§ **STATED TASK 1**: Rewrite the paragraph of the festival account that begins "Motivated by this realisation" as a short bulleted list, keeping its main facts.
§ **STATED TASK 2**: In the festival account, starting at "While it was" and ending at "writers would meet.", swap "skill-building workshops" for "training sessions" and write out the passage.
§ **STATED TASK 3**: Extend the account of how the young writers' festival got started, picking up after its last sentence.

§ **SOURCE TEXT**:
Motivated by this realisation, I embarked on creating a youth-branded event. The key principle was that it should celebrate and validate the culture that young people occupied, not what was considered good for them or a waiting-room to welcome young people into the main game. The divergence of this from the status quo meant I was creating an event that would be perceived as having little legitimacy. Wrapping it in a paternalistic "doing it for the kids" approach seemed like the best cloak.

Hence the blandly named, bureaucratically friendly National Young Writers' Festival, a festival that celebrated poets, novelists, zine-makers, filmmakers, comic artists, bloggers, self-publishers, squatters, media activists, pirate radio enthusiasts and scores of others who were occupying spaces relevant to the debates of our twenty-something lives. It was the first Australian event to treat electronic publishing seriously, and to put self-published comic artists on panels with award-winning novelists. Over eight years, it has played a small but significant role in fostering the careers of people across the media from TV hosts and Palm D'Or winners to outspoken bloggers. It was a timely event that grew spectacularly on word of mouth. The 'This is Not Art' festival evolved from it, and now brings over one and a half million dollars' worth of benefit to the Newcastle economy each year.

While it was still the National Young Writers' Festival, the people who funded it at the Australia Council saw it as an "online forum" and a series of skill-building workshops. Young people aren't generally encouraged to start writers' festivals. The country already had all the writers' festivals it needed, I was told at the time. The modest funding was to set up an online network; buried in the small print was a reference to an event where writers would meet.

While the established writers' festivals were a closed shop, we found a federal agenda that wanted to focus on youth and the regions, and anxious about culture needing to engage with technology. Youth? Check.Regional? Check. Innovative technology? Check. Disadvantaged area? Check. Cheap? Check. The debate whipped up by Ganglands didn't hurt. The upside of the need to tick the boxes gave immense latitude to determine the way the goals would be reached – once the money was in the bank.

Annotated element listings

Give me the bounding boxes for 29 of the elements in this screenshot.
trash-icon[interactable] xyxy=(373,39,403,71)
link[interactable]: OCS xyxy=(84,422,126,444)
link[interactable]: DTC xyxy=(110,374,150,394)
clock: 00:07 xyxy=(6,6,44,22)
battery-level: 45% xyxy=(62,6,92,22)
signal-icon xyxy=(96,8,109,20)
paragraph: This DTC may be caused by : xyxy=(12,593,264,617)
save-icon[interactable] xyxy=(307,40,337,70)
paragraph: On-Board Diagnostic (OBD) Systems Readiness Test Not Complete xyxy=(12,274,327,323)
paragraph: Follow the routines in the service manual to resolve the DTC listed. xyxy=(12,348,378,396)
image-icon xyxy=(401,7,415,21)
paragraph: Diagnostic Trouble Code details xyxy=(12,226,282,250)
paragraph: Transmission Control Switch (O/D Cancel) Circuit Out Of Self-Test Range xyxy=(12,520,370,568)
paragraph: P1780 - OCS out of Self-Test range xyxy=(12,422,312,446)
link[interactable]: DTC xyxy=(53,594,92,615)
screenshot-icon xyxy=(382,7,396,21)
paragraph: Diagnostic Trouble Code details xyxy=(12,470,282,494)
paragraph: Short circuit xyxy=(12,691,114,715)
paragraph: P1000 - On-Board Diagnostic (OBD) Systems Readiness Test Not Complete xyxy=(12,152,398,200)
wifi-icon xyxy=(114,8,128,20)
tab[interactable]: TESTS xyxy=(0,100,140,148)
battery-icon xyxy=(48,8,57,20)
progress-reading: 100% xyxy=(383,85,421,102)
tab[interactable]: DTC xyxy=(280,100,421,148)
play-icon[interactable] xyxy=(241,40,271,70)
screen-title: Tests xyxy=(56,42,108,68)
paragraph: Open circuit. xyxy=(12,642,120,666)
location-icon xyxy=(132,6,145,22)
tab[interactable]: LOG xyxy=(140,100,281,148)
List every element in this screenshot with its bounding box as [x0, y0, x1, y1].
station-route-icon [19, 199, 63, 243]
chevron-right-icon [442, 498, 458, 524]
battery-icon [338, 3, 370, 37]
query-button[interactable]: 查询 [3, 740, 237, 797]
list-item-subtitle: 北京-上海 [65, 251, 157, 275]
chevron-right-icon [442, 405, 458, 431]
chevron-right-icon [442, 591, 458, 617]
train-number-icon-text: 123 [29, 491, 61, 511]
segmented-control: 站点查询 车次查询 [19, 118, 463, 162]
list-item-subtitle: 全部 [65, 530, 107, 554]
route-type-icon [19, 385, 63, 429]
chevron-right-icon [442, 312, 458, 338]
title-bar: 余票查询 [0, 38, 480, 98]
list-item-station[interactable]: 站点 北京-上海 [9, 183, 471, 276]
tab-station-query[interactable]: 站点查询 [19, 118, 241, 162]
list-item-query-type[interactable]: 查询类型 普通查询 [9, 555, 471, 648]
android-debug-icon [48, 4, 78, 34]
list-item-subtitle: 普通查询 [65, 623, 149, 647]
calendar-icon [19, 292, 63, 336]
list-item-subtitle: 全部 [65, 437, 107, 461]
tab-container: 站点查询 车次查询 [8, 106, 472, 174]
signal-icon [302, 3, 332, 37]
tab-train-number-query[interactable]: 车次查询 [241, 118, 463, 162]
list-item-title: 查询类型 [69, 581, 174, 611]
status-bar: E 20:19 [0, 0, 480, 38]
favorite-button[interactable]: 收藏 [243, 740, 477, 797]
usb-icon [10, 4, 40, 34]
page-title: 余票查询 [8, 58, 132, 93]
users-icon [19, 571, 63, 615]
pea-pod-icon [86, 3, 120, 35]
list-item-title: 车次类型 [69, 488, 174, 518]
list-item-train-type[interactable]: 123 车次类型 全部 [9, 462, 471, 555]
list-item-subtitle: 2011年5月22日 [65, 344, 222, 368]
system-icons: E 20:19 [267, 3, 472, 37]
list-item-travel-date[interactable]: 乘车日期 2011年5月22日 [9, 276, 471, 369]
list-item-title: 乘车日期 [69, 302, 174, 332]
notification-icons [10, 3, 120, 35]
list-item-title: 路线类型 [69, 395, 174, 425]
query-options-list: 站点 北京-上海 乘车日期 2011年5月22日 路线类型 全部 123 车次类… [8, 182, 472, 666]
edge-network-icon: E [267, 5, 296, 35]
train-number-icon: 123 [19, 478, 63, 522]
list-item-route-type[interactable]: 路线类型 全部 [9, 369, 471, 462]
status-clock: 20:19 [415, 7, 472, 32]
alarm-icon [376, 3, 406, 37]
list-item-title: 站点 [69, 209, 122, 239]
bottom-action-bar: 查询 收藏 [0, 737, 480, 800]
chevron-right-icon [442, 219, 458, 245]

§ **TASK ANSWER 1**:
- The writer set out to create an event branded for young people.
- Its core idea was to celebrate and affirm young people's own culture, not to offer what was thought good for them or to act as a waiting room for the mainstream.
- Because this broke from the status quo, the event was likely to be seen as lacking legitimacy.
- Presenting it with a paternalistic "doing it for the kids" framing seemed the best cover.

§ **TASK ANSWER 2**:
While it was still the National Young Writers' Festival, the people who funded it at the Australia Council saw it as an "online forum" and a series of training sessions. Young people aren't generally encouraged to start writers' festivals. The country already had all the writers' festivals it needed, I was told at the time. The modest funding was to set up an online network; buried in the small print was a reference to an event where writers would meet.

§ **TASK ANSWER 3**:
SINCE THEN, I have become much wiser about the ways of the cultural world. A decade of sitting on funding committees, chasing scant money and directing cultural events does that to you. While youth is an excellent way to get your foot in the door, the reality is that it is not easy for young people to open a new cultural space. The legacy of decades of institution-building means that most cultural space is effectively quarantined from new movements, initiatives or activities. Across Australia, the vast majority of resources go to major institutions – mainly to service infrastructure and overheads.

The New South Wales Ministry for the Arts, we soon learnt, sees itself as an organisation servicing its client institutions and not an administrator of competitive funding programs. Its key role is to continue to fund what it has always funded. Arts Victoria has spent the last decade digesting the costs of the massive, architecturally stunning but risk-averse institutions that are its flagships. Within all of these institutions, conservative cultures, corporate hierarchies and long queues mean that it is almost impossible for young people to make a cultural impact while they are young.

Unless they happen to be the son of a media baron, prodigiously talented or obscenely lucky, young people will rarely be handed an opportunity to take over any aspect of the status quo. When you are young, there are always those with greater expertise than you, but by the time you reach the front of the queue you realise that what awaits wasn't what you were queuing for.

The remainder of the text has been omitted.